Make an exact copy of the records, with the pictures left out.

# Input for this task
[BEGIN]
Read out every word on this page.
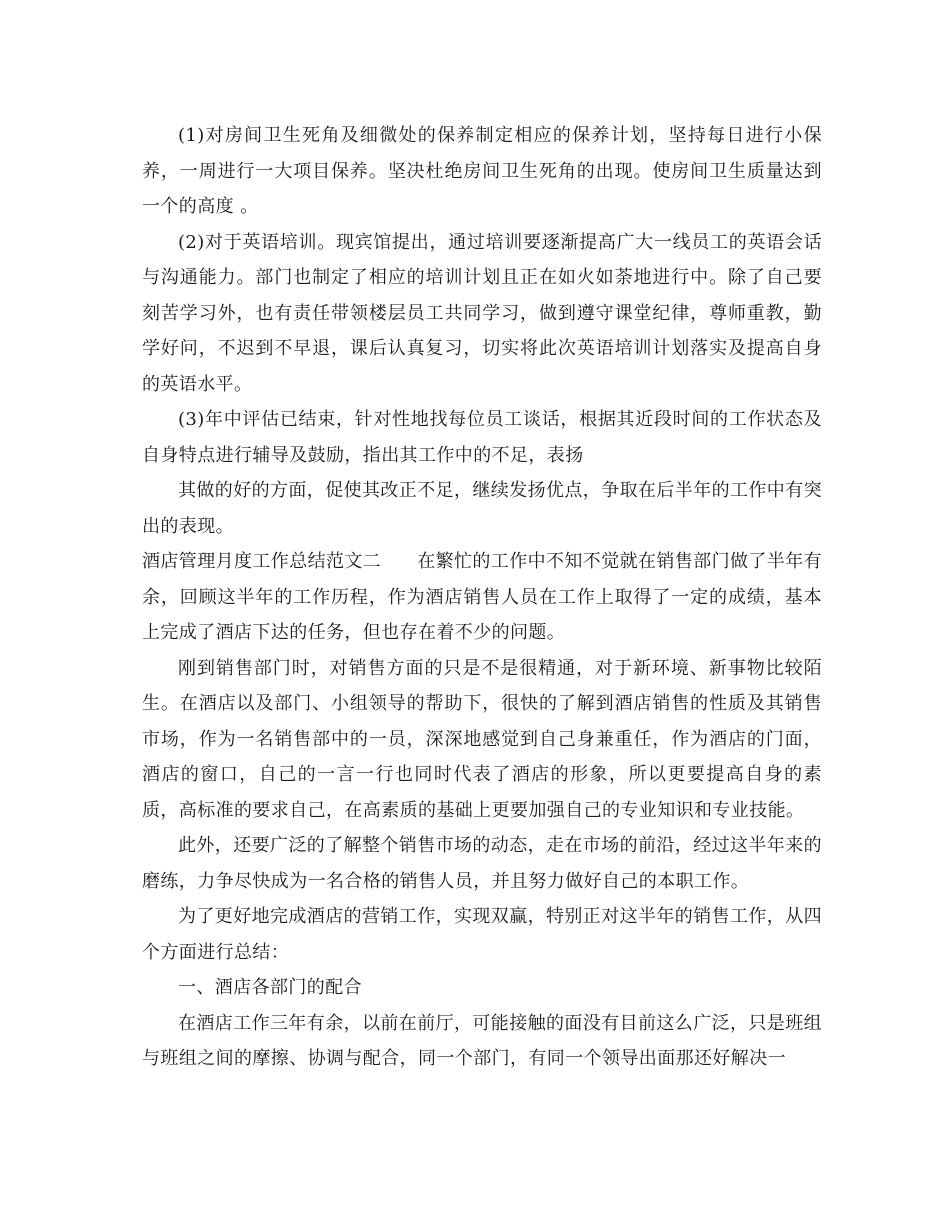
(1)对房间卫生死角及细微处的保养制定相应的保养计划，坚持每日进行小保养，一周进行一大项目保养。坚决杜绝房间卫生死角的出现。使房间卫生质量达到一个的高度 。

(2)对于英语培训。现宾馆提出，通过培训要逐渐提高广大一线员工的英语会话与沟通能力。部门也制定了相应的培训计划且正在如火如荼地进行中。除了自己要刻苦学习外，也有责任带领楼层员工共同学习，做到遵守课堂纪律，尊师重教，勤学好问，不迟到不早退，课后认真复习，切实将此次英语培训计划落实及提高自身的英语水平。

(3)年中评估已结束，针对性地找每位员工谈话，根据其近段时间的工作状态及自身特点进行辅导及鼓励，指出其工作中的不足，表扬

其做的好的方面，促使其改正不足，继续发扬优点，争取在后半年的工作中有突出的表现。

酒店管理月度工作总结范文二 在繁忙的工作中不知不觉就在销售部门做了半年有余，回顾这半年的工作历程，作为酒店销售人员在工作上取得了一定的成绩，基本上完成了酒店下达的任务，但也存在着不少的问题。

刚到销售部门时，对销售方面的只是不是很精通，对于新环境、新事物比较陌生。在酒店以及部门、小组领导的帮助下，很快的了解到酒店销售的性质及其销售市场，作为一名销售部中的一员，深深地感觉到自己身兼重任，作为酒店的门面，酒店的窗口，自己的一言一行也同时代表了酒店的形象，所以更要提高自身的素质，高标准的要求自己，在高素质的基础上更要加强自己的专业知识和专业技能。

此外，还要广泛的了解整个销售市场的动态，走在市场的前沿，经过这半年来的磨练，力争尽快成为一名合格的销售人员，并且努力做好自己的本职工作。

为了更好地完成酒店的营销工作，实现双赢，特别正对这半年的销售工作，从四个方面进行总结：

一、酒店各部门的配合

在酒店工作三年有余，以前在前厅，可能接触的面没有目前这么广泛，只是班组与班组之间的摩擦、协调与配合，同一个部门，有同一个领导出面那还好解决一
[END]
# Task answer
Read out every word on this page.
(1)对房间卫生死角及细微处的保养制定相应的保养计划，坚持每日进行小保养，一周进行一大项目保养。坚决杜绝房间卫生死角的出现。使房间卫生质量达到一个的高度 。

(2)对于英语培训。现宾馆提出，通过培训要逐渐提高广大一线员工的英语会话与沟通能力。部门也制定了相应的培训计划且正在如火如荼地进行中。除了自己要刻苦学习外，也有责任带领楼层员工共同学习，做到遵守课堂纪律，尊师重教，勤学好问，不迟到不早退，课后认真复习，切实将此次英语培训计划落实及提高自身的英语水平。

(3)年中评估已结束，针对性地找每位员工谈话，根据其近段时间的工作状态及自身特点进行辅导及鼓励，指出其工作中的不足，表扬

其做的好的方面，促使其改正不足，继续发扬优点，争取在后半年的工作中有突出的表现。

酒店管理月度工作总结范文二 在繁忙的工作中不知不觉就在销售部门做了半年有余，回顾这半年的工作历程，作为酒店销售人员在工作上取得了一定的成绩，基本上完成了酒店下达的任务，但也存在着不少的问题。

刚到销售部门时，对销售方面的只是不是很精通，对于新环境、新事物比较陌生。在酒店以及部门、小组领导的帮助下，很快的了解到酒店销售的性质及其销售市场，作为一名销售部中的一员，深深地感觉到自己身兼重任，作为酒店的门面，酒店的窗口，自己的一言一行也同时代表了酒店的形象，所以更要提高自身的素质，高标准的要求自己，在高素质的基础上更要加强自己的专业知识和专业技能。

此外，还要广泛的了解整个销售市场的动态，走在市场的前沿，经过这半年来的磨练，力争尽快成为一名合格的销售人员，并且努力做好自己的本职工作。

为了更好地完成酒店的营销工作，实现双赢，特别正对这半年的销售工作，从四个方面进行总结：

一、酒店各部门的配合

在酒店工作三年有余，以前在前厅，可能接触的面没有目前这么广泛，只是班组与班组之间的摩擦、协调与配合，同一个部门，有同一个领导出面那还好解决一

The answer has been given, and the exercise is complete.